Each line below that contains "作为妇女的" counts once; report the total and nothing more.

§ **MATERIAL SUPPLIED**
*-*-*
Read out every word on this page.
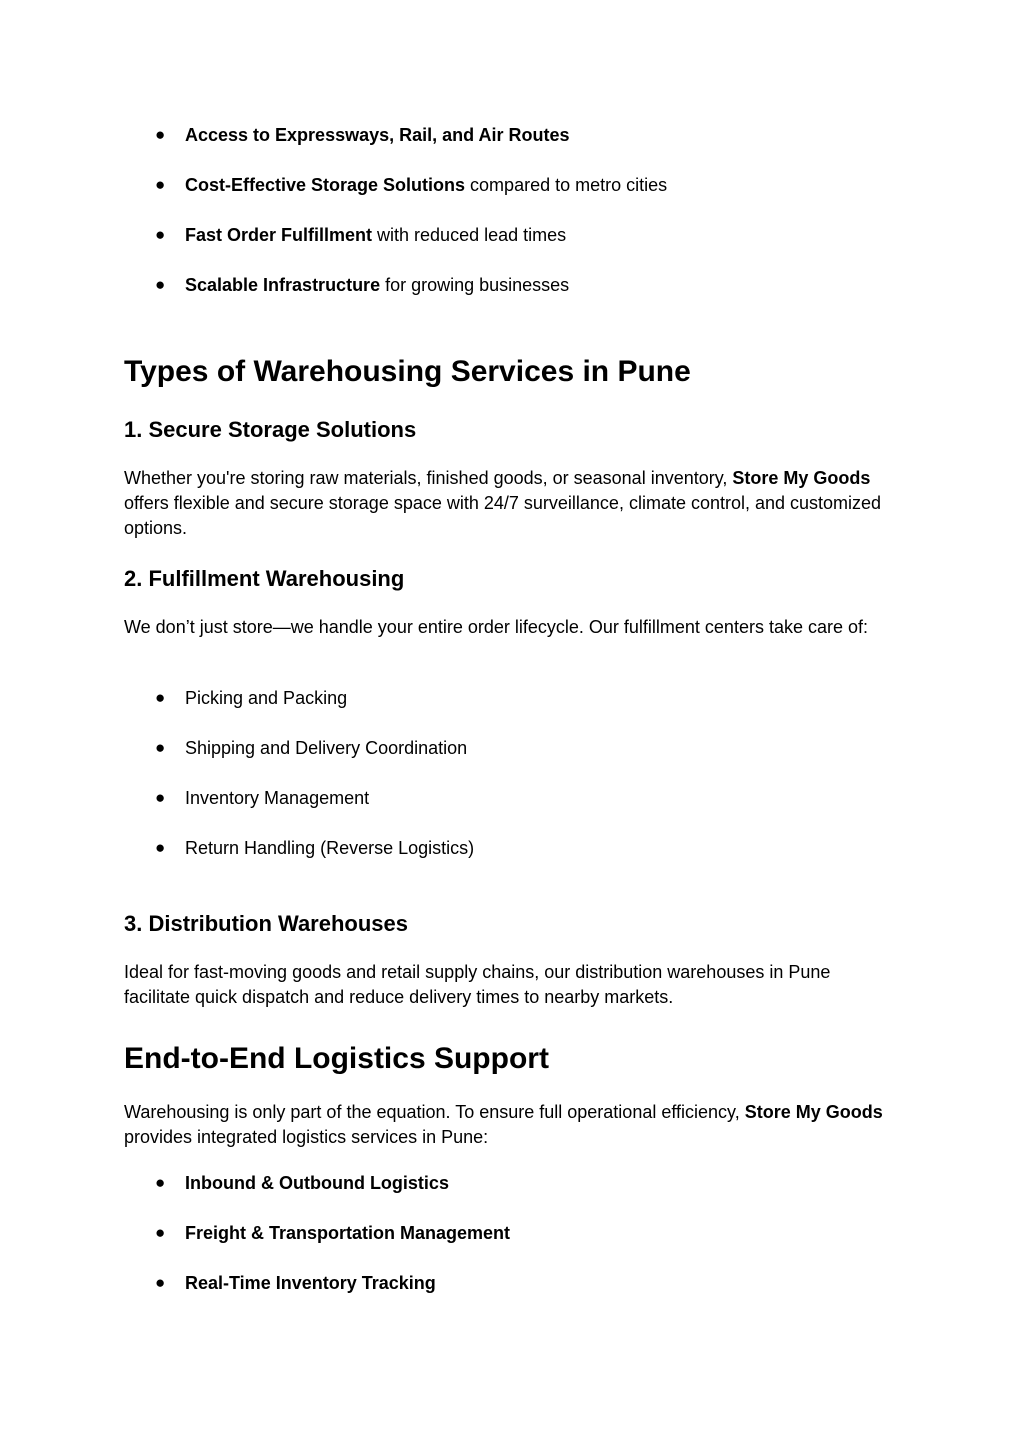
● Access to Expressways, Rail, and Air Routes
● Cost-Effective Storage Solutions compared to metro cities
● Fast Order Fulfillment with reduced lead times
● Scalable Infrastructure for growing businesses
Types of Warehousing Services in Pune
1. Secure Storage Solutions

Whether you're storing raw materials, finished goods, or seasonal inventory, Store My Goods offers flexible and secure storage space with 24/7 surveillance, climate control, and customized options.

2. Fulfillment Warehousing

We don’t just store—we handle your entire order lifecycle. Our fulfillment centers take care of:

● Picking and Packing
● Shipping and Delivery Coordination
● Inventory Management
● Return Handling (Reverse Logistics)
3. Distribution Warehouses

Ideal for fast-moving goods and retail supply chains, our distribution warehouses in Pune facilitate quick dispatch and reduce delivery times to nearby markets.

End-to-End Logistics Support

Warehousing is only part of the equation. To ensure full operational efficiency, Store My Goods provides integrated logistics services in Pune:

● Inbound & Outbound Logistics
● Freight & Transportation Management
● Real-Time Inventory Tracking
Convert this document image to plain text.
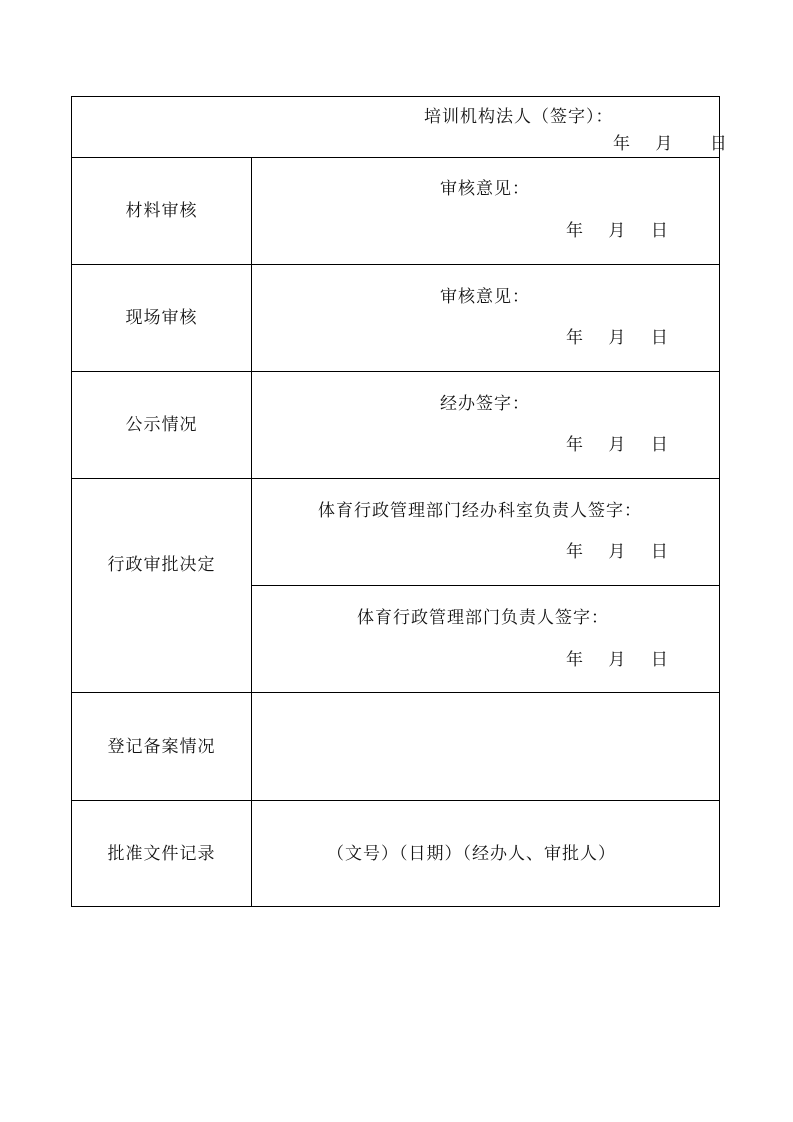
培训机构法人（签字）：
年 月 日
材料审核
审核意见：
年 月 日
现场审核
审核意见：
年 月 日
公示情况
经办签字：
年 月 日
行政审批决定
体育行政管理部门经办科室负责人签字：
年 月 日
体育行政管理部门负责人签字：
年 月 日
登记备案情况
批准文件记录	（文号）（日期）（经办人、审批人）
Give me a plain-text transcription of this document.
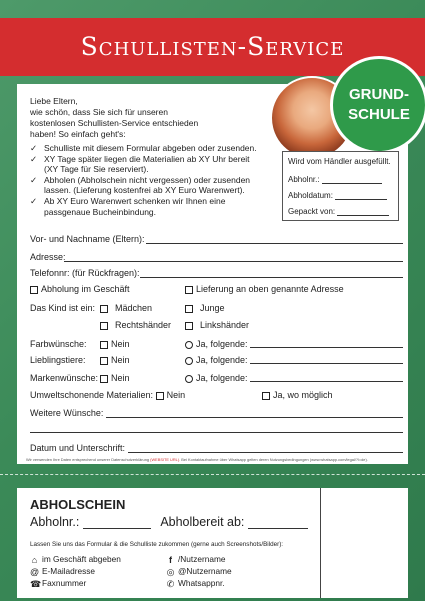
Schullisten-Service
GRUND-
SCHULE
Liebe Eltern,
wie schön, dass Sie sich für unseren
kostenlosen Schullisten-Service entschieden
haben! So einfach geht's:
✓ Schulliste mit diesem Formular abgeben oder zusenden.
✓ XY Tage später liegen die Materialien ab XY Uhr bereit
(XY Tage für Sie reserviert).
✓ Abholen (Abholschein nicht vergessen) oder zusenden
lassen. (Lieferung kostenfrei ab XY Euro Warenwert).
✓ Ab XY Euro Warenwert schenken wir Ihnen eine
passgenaue Bucheinbindung.
Wird vom Händler ausgefüllt.
Abholnr.:
Abholdatum:
Gepackt von:
Vor- und Nachname (Eltern):
Adresse:
Telefonnr: (für Rückfragen):
Abholung im Geschäft	Lieferung an oben genannte Adresse
Das Kind ist ein:	Mädchen	Junge
Rechtshänder	Linkshänder
Farbwünsche:	Nein	Ja, folgende:
Lieblingstiere:	Nein	Ja, folgende:
Markenwünsche:	Nein	Ja, folgende:
Umweltschonende Materialien: Nein	Ja, wo möglich
Weitere Wünsche:
Datum und Unterschrift:
Wir verwenden Ihre Daten entsprechend unserer Datenschutzerklärung (WEBSITE URL). Bei Kontaktaufnahme über Whatsapp gelten deren Nutzungsbedingungen (www.whatsapp.com/legal/?l=de).
ABHOLSCHEIN
Abholnr.:	Abholbereit ab:
Lassen Sie uns das Formular & die Schulliste zukommen (gerne auch Screenshots/Bilder):
⌂ im Geschäft abgeben
@ E-Mailadresse
☎Faxnummer
f /Nutzername
◎ @Nutzername
✆ Whatsappnr.
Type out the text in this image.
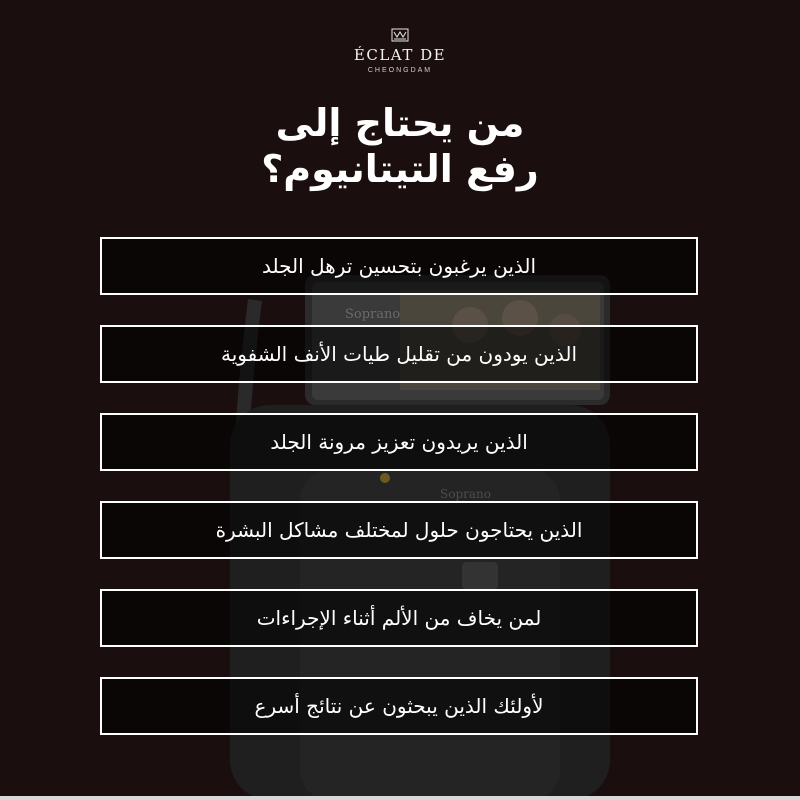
Soprano
Soprano
ÉCLAT DE
CHEONGDAM
من يحتاج إلى
رفع التيتانيوم؟
الذين يرغبون بتحسين ترهل الجلد
الذين يودون من تقليل طيات الأنف الشفوية
الذين يريدون تعزيز مرونة الجلد
الذين يحتاجون حلول لمختلف مشاكل البشرة
لمن يخاف من الألم أثناء الإجراءات
لأولئك الذين يبحثون عن نتائج أسرع
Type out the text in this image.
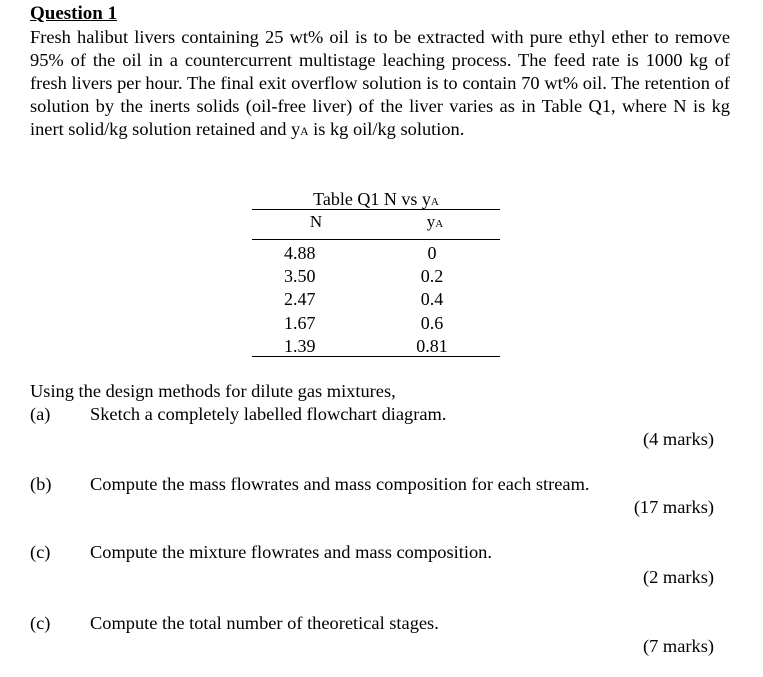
Question 1

Fresh halibut livers containing 25 wt% oil is to be extracted with pure ethyl ether to remove 95% of the oil in a countercurrent multistage leaching process. The feed rate is 1000 kg of fresh livers per hour. The final exit overflow solution is to contain 70 wt% oil. The retention of solution by the inerts solids (oil-free liver) of the liver varies as in Table Q1, where N is kg inert solid/kg solution retained and yA is kg oil/kg solution.

Table Q1 N vs yA

N	yA
4.88	0
3.50	0.2
2.47	0.4
1.67	0.6
1.39	0.81

Using the design methods for dilute gas mixtures,

(a) Sketch a completely labelled flowchart diagram.

(4 marks)

(b) Compute the mass flowrates and mass composition for each stream.

(17 marks)

(c) Compute the mixture flowrates and mass composition.

(2 marks)

(c) Compute the total number of theoretical stages.

(7 marks)
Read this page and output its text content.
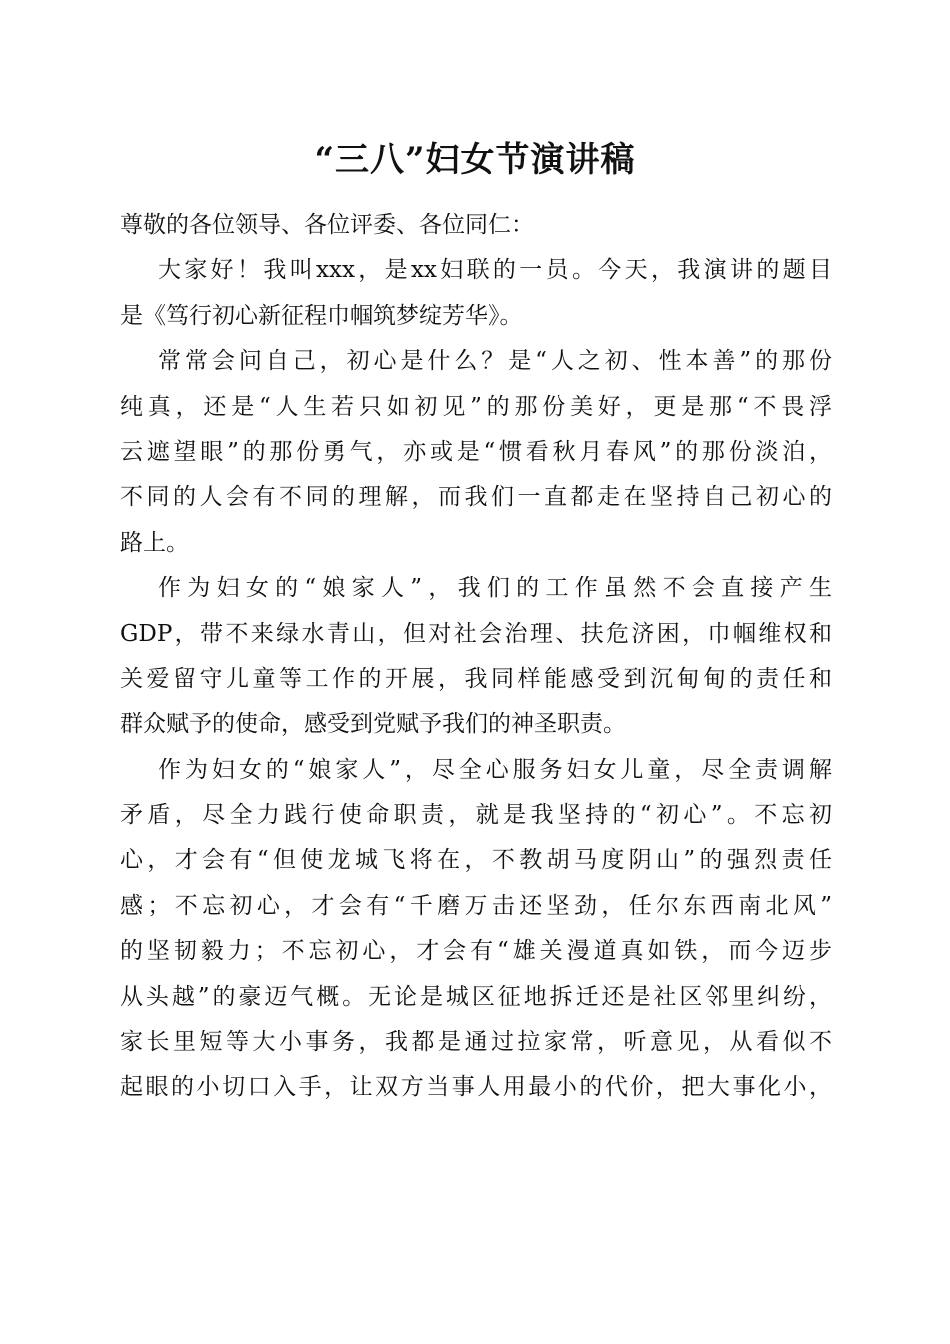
“三八”妇女节演讲稿
尊敬的各位领导、各位评委、各位同仁：
大家好！我叫xxx，是xx妇联的一员。今天，我演讲的题目
是《笃行初心新征程巾帼筑梦绽芳华》。
常常会问自己，初心是什么？是“人之初、性本善”的那份
纯真，还是“人生若只如初见”的那份美好，更是那“不畏浮
云遮望眼”的那份勇气，亦或是“惯看秋月春风”的那份淡泊，
不同的人会有不同的理解，而我们一直都走在坚持自己初心的
路上。
作为妇女的“娘家人”，我们的工作虽然不会直接产生
GDP，带不来绿水青山，但对社会治理、扶危济困，巾帼维权和
关爱留守儿童等工作的开展，我同样能感受到沉甸甸的责任和
群众赋予的使命，感受到党赋予我们的神圣职责。
作为妇女的“娘家人”，尽全心服务妇女儿童，尽全责调解
矛盾，尽全力践行使命职责，就是我坚持的“初心”。不忘初
心，才会有“但使龙城飞将在，不教胡马度阴山”的强烈责任
感；不忘初心，才会有“千磨万击还坚劲，任尔东西南北风”
的坚韧毅力；不忘初心，才会有“雄关漫道真如铁，而今迈步
从头越”的豪迈气概。无论是城区征地拆迁还是社区邻里纠纷，
家长里短等大小事务，我都是通过拉家常，听意见，从看似不
起眼的小切口入手，让双方当事人用最小的代价，把大事化小，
*-*-*
§ **ANSWER FOR THIS EXERCISE**
2